* **The request**
Seek out every line containing the word "median", and copy each.

* **Provided data**

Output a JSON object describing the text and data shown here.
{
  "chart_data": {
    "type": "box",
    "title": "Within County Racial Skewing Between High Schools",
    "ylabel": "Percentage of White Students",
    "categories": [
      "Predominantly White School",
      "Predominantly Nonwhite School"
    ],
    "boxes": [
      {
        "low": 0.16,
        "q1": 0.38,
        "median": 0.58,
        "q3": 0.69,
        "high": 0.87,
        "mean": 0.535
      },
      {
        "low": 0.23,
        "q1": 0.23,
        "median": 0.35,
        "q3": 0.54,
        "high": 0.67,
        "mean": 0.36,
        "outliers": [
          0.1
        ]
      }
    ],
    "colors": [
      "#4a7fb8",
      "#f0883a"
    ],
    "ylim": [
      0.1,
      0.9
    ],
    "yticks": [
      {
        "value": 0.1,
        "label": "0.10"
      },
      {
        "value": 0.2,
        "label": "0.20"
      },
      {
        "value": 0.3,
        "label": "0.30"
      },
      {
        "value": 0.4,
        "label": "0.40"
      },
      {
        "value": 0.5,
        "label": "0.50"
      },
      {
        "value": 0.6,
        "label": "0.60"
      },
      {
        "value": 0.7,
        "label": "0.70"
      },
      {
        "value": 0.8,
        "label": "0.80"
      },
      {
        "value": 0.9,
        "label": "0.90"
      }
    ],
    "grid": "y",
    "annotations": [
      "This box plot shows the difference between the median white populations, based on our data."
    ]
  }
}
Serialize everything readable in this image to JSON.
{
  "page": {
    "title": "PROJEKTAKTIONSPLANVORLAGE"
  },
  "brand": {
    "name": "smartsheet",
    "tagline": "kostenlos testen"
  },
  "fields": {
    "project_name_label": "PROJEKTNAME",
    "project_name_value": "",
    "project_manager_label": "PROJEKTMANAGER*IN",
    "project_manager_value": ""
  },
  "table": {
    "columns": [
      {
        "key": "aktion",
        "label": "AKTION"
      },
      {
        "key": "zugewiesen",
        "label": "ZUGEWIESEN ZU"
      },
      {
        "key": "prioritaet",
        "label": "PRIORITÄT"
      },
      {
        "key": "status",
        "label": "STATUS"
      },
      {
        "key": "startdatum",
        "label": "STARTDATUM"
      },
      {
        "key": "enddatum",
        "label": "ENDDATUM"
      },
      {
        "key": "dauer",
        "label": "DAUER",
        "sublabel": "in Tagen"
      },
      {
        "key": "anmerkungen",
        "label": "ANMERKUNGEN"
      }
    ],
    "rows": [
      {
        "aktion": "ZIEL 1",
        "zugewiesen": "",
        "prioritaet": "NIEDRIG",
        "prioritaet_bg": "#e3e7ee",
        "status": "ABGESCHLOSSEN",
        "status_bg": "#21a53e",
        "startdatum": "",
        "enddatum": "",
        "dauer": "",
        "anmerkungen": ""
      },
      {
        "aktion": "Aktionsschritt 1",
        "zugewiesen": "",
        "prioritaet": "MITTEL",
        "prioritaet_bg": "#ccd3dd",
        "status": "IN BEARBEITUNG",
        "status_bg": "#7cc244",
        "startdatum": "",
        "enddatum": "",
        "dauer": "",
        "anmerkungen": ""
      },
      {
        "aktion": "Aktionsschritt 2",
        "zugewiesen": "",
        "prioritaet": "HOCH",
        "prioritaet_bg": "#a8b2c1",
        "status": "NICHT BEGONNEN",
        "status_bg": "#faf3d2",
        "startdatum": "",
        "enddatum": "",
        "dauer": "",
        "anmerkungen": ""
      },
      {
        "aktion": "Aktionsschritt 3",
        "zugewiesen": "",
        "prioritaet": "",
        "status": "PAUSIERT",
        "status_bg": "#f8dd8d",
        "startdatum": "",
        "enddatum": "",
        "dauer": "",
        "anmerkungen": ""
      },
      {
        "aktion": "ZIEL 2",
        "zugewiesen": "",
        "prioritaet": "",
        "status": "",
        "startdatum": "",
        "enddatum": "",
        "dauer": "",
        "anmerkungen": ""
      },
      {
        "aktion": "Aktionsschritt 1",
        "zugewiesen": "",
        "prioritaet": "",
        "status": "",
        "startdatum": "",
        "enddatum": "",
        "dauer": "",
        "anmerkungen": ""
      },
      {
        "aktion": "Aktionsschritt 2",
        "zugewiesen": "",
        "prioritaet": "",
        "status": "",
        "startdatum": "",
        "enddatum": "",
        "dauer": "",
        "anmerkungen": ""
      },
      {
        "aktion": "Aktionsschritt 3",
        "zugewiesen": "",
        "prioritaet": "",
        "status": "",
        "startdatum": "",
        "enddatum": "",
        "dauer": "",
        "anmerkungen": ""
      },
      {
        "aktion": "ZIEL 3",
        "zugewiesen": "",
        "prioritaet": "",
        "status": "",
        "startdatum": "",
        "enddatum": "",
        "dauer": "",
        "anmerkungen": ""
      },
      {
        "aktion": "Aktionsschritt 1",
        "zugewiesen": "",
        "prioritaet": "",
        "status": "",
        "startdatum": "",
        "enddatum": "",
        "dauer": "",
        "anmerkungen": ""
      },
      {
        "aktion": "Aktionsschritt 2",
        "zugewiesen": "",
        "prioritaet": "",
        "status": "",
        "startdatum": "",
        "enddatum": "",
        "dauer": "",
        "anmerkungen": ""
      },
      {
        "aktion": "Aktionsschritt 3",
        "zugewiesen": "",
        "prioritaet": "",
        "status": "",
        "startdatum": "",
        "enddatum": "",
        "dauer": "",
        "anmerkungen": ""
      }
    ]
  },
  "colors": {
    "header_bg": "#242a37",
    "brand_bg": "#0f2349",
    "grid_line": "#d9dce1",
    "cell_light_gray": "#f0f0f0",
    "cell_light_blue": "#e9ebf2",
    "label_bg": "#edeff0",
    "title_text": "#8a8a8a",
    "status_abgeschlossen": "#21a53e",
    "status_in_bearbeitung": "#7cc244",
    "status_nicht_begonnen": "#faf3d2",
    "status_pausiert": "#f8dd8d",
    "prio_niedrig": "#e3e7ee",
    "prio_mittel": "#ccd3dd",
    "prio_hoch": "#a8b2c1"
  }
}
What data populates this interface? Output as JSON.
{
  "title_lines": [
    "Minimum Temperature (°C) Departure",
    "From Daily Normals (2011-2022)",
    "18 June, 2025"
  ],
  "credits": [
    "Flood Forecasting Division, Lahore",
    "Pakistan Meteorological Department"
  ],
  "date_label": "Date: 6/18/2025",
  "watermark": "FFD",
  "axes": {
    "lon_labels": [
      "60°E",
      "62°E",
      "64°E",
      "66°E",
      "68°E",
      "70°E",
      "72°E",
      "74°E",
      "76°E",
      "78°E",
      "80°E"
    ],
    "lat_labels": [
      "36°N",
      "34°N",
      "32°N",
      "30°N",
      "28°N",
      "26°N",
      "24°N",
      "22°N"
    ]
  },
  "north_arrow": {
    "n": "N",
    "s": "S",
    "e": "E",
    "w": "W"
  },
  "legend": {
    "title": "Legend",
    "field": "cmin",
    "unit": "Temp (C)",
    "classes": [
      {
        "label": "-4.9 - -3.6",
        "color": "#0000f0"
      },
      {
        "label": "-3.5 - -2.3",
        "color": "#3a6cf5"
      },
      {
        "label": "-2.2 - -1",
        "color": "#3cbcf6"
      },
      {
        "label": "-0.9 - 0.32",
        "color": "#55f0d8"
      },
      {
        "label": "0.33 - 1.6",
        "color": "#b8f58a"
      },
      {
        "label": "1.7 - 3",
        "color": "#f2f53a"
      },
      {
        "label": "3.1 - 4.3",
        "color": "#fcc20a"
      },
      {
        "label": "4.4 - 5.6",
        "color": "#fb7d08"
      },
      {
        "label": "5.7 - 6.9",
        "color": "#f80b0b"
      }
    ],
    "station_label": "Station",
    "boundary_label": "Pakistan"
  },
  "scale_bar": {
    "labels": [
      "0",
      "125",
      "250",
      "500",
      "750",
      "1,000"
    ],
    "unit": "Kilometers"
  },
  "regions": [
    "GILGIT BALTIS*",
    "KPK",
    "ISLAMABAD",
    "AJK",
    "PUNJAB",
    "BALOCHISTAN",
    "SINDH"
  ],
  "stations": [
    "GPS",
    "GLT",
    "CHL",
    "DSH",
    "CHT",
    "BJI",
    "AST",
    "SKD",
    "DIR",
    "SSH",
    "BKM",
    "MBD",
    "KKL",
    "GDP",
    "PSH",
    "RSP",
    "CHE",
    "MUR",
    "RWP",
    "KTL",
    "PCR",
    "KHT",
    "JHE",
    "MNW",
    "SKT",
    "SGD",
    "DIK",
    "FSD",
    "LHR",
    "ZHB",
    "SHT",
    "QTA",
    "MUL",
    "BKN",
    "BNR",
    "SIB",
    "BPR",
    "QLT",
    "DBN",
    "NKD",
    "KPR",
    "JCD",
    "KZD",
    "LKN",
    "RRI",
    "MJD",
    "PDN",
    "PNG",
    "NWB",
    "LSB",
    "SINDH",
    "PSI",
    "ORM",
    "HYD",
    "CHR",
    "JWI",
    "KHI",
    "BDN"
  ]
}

* **Answer to the problem**
        "median": 0.58,
        "median": 0.35,
      "This box plot shows the difference between the median white populations, based on our data."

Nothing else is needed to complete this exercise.